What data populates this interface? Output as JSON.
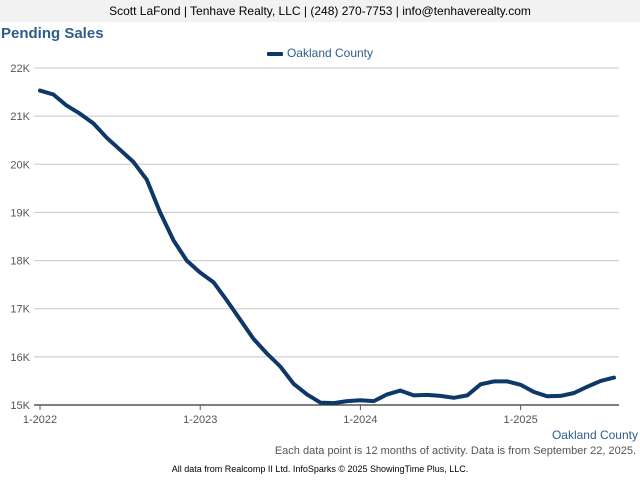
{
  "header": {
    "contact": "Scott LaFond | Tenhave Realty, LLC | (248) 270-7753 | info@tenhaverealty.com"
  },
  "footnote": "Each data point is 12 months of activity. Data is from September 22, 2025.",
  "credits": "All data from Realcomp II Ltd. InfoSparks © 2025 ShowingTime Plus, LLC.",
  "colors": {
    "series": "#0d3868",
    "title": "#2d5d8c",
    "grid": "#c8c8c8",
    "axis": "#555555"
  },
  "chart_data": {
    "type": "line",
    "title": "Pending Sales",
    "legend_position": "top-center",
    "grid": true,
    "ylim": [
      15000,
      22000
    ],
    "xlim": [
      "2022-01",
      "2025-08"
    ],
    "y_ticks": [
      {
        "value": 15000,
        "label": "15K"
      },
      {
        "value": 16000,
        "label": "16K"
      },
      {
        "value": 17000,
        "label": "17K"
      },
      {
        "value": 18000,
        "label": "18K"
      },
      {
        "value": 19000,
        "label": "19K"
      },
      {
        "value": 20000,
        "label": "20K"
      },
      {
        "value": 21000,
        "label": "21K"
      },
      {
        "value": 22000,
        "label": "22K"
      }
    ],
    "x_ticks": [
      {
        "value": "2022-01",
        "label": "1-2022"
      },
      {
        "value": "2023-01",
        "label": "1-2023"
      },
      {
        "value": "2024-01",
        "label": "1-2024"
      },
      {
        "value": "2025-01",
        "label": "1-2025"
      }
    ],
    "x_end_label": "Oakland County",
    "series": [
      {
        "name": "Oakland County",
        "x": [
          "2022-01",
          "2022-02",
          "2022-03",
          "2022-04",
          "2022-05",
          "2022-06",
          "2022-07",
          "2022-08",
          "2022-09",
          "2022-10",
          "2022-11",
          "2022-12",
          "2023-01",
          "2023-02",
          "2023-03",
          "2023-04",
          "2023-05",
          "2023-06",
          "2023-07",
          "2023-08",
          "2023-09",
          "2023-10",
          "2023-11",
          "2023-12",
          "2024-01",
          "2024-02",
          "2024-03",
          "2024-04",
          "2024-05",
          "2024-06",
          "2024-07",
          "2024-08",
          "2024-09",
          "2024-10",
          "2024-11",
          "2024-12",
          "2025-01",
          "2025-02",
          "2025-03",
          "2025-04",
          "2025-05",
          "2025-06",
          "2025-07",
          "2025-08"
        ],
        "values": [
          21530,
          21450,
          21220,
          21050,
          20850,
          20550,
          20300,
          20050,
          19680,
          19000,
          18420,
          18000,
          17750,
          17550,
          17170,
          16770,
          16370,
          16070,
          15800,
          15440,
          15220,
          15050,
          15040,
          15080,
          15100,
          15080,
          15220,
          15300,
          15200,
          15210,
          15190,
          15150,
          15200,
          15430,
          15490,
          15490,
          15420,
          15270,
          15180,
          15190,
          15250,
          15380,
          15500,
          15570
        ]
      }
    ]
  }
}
-------
Given problem
From the listing above, collect every line that mentions the word "County".

Response to the exercise
    "x_end_label": "Oakland County",
        "name": "Oakland County",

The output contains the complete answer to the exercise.